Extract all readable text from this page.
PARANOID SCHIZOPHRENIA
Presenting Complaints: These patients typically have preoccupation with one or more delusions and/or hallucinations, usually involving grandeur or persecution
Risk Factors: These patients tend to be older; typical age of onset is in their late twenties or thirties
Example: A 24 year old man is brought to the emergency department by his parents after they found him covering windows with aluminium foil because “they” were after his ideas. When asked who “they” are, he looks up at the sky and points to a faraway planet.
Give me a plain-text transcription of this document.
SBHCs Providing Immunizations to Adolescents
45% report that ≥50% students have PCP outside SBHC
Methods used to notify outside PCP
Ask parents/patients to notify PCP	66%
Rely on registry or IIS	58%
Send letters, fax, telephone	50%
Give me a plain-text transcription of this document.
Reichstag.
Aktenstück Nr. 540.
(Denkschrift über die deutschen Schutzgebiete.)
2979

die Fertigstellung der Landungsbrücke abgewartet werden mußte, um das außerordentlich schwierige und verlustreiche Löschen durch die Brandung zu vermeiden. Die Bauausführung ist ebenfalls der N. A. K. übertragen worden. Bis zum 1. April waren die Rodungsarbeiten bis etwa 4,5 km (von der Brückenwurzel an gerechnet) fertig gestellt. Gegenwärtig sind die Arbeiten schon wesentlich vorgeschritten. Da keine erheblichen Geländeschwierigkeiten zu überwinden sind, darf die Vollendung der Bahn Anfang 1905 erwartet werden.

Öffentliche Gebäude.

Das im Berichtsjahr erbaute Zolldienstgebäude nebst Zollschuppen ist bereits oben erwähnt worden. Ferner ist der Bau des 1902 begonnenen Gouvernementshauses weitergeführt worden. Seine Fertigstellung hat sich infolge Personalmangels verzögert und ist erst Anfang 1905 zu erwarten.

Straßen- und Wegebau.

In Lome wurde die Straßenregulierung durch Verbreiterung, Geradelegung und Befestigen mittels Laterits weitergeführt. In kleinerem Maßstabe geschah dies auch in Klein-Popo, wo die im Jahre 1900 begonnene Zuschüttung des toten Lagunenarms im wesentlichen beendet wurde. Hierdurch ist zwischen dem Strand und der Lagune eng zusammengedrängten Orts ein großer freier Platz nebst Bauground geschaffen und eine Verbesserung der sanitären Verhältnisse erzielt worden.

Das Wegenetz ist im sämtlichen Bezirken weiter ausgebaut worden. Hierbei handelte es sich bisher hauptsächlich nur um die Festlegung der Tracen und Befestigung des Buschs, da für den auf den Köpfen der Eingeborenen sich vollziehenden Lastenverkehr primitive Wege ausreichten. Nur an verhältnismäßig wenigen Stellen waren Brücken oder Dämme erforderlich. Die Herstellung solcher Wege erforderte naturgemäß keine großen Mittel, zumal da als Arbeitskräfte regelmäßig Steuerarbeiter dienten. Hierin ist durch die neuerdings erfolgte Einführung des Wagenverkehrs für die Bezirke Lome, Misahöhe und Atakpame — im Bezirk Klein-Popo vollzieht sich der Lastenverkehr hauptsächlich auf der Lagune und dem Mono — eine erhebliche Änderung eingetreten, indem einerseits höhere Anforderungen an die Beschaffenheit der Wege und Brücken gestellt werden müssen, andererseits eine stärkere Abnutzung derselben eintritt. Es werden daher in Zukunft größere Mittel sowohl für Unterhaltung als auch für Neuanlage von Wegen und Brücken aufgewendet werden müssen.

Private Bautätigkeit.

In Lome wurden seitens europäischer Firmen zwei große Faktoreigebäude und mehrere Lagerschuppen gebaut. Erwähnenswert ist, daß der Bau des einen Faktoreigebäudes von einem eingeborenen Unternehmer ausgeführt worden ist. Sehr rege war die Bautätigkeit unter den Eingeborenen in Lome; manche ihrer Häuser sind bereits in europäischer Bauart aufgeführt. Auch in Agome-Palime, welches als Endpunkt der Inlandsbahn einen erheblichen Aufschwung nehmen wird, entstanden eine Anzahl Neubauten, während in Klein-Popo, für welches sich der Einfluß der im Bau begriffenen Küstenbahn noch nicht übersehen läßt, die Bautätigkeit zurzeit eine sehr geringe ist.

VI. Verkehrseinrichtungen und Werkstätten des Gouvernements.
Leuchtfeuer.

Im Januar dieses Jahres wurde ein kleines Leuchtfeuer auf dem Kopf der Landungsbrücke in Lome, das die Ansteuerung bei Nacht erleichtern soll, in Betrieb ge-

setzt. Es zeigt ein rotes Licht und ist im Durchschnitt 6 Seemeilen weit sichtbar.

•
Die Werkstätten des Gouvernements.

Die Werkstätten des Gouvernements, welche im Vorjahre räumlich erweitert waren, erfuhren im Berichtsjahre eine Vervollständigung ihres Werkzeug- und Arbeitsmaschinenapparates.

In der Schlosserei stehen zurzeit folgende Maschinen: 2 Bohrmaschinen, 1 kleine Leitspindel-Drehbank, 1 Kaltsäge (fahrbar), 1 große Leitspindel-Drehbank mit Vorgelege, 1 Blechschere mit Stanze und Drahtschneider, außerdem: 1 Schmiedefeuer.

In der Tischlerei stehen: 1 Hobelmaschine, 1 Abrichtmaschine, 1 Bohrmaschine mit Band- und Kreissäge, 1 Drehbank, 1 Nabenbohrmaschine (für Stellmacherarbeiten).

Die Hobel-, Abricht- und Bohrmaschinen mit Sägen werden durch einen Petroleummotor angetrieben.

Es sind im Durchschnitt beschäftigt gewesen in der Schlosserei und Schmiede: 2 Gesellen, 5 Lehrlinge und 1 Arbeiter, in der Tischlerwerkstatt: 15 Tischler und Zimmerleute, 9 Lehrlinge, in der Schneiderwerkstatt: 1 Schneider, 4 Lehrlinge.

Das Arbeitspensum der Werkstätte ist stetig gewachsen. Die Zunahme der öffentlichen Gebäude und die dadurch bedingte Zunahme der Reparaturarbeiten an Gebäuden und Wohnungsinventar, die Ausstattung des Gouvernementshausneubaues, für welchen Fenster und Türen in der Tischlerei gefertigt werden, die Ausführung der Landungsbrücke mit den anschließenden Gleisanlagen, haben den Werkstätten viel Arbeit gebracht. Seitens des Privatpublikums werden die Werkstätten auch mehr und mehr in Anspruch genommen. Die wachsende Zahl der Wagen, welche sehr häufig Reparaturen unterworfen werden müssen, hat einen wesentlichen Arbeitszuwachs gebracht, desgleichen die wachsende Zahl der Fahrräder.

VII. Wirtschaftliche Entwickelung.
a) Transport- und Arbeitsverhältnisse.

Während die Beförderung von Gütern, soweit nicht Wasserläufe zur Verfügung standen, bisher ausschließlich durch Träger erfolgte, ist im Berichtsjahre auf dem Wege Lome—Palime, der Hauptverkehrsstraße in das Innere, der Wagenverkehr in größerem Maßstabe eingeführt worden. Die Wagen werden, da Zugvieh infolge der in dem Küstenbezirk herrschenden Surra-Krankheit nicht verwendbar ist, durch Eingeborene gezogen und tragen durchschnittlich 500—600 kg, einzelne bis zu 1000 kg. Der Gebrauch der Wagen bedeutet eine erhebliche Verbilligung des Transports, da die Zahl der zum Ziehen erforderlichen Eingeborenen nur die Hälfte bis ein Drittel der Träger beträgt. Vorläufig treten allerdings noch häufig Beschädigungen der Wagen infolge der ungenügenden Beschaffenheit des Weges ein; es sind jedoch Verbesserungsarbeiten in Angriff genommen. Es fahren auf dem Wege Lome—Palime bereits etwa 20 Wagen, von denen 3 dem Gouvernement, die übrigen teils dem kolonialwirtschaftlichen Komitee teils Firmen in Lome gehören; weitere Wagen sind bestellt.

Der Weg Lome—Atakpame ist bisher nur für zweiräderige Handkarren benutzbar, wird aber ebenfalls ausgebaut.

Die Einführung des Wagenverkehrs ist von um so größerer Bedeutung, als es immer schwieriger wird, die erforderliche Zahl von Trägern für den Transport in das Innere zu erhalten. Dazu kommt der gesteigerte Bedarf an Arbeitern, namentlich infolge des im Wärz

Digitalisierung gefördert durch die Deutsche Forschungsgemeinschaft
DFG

▸ Task brief:
If a line in the records above has the word "Werkstätten", copy it.

▸ Exercise answer:
VI. Verkehrseinrichtungen und Werkstätten des Gouvernements.
Die Werkstätten des Gouvernements.
Die Werkstätten des Gouvernements, welche im Vorjahre räumlich erweitert waren, erfuhren im Berichtsjahre eine Vervollständigung ihres Werkzeug- und Arbeitsmaschinenapparates.
Das Arbeitspensum der Werkstätte ist stetig gewachsen. Die Zunahme der öffentlichen Gebäude und die dadurch bedingte Zunahme der Reparaturarbeiten an Gebäuden und Wohnungsinventar, die Ausstattung des Gouvernementshausneubaues, für welchen Fenster und Türen in der Tischlerei gefertigt werden, die Ausführung der Landungsbrücke mit den anschließenden Gleisanlagen, haben den Werkstätten viel Arbeit gebracht. Seitens des Privatpublikums werden die Werkstätten auch mehr und mehr in Anspruch genommen. Die wachsende Zahl der Wagen, welche sehr häufig Reparaturen unterworfen werden müssen, hat einen wesentlichen Arbeitszuwachs gebracht, desgleichen die wachsende Zahl der Fahrräder.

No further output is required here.